Given passage —

Sort of related is how should the log file be written and synced.  Some
options are:

1) use synchronous log writes, but don't write the log at commit - wait
   for some other event - probably buffer full or timed.  No derby code
   exists for a timed approach currently.
2) use async log writes for #1 but #2 needs a sync in order to know
   what part of the log has made it to disk.

As you point out, if we force syncs for #2 then hot caches which cause
page writes will obviously be slower, if a user thread ends up waiting
synchronously for a log write to be able to get a page.  The good news
is that once one log sync has happened then all pages changed previous
to that log sync now need not wait before being written out.

I now think that 1st implementation of relaxed durability should guarantee a consistent database, but may not guarantee committed
transactions. I think suresh has convinced me that this is not
to hard to implement, and may provide a significant performance boost to applications willing to live with committed transactions disappearing.


Every transaction will either be fully committed or
fully aborted.  Before implementing a relaxed durability which could
allow for inconsistent db I would like to see some application
requests before committing such a change.
For anyone who really wants such an implementation I can provide
pretty simple instructions to build their own version (I think it
can be had by commenting out 3-6 lines of code).

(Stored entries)
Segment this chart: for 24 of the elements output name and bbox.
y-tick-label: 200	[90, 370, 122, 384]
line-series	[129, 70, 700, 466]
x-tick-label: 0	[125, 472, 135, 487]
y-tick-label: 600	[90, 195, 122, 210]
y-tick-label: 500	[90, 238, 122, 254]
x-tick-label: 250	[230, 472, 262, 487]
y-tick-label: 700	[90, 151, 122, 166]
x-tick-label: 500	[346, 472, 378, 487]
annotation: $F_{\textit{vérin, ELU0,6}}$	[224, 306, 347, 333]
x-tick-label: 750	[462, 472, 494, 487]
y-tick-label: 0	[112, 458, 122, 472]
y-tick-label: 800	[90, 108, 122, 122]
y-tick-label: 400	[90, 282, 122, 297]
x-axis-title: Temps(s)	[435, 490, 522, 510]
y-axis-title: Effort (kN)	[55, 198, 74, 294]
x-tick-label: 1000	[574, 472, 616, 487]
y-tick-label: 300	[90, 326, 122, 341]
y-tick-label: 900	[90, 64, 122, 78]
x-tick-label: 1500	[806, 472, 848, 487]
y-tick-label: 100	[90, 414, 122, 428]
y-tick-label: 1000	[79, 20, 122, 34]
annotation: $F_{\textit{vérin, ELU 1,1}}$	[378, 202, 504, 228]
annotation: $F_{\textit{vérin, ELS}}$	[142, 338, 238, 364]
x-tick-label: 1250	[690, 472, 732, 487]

Given task 1 —
Using the passage on relaxed durability, decide whether each statement agrees with it: (a) Derby already has code for writing the log on a timed basis. (b) After one log sync, pages changed before that sync no longer need to wait before being written out. (c) The first implementation of relaxed durability should guarantee committed transactions. Answer yes or no for each, and quote the deciding words.
Given task 2 —
In the passage on relaxed durability, how many lines of code does the writer think would need to be commented out for someone to build their own version?
Given task 3 —
Reproduce the part of the passage on relaxed durability that starts at "Sort of related" and ends at "timed approach currently.".

Exercise answer 1 —
(a) No: "No derby code exists for a timed approach currently."
(b) Yes: "once one log sync has happened then all pages changed previous to that log sync now need not wait before being written out."
(c) No: "should guarantee a consistent database, but may not guarantee committed transactions."

Exercise answer 2 —
3-6 lines of code.

Exercise answer 3 —
Sort of related is how should the log file be written and synced.  Some
options are:

1) use synchronous log writes, but don't write the log at commit - wait
   for some other event - probably buffer full or timed.  No derby code
   exists for a timed approach currently.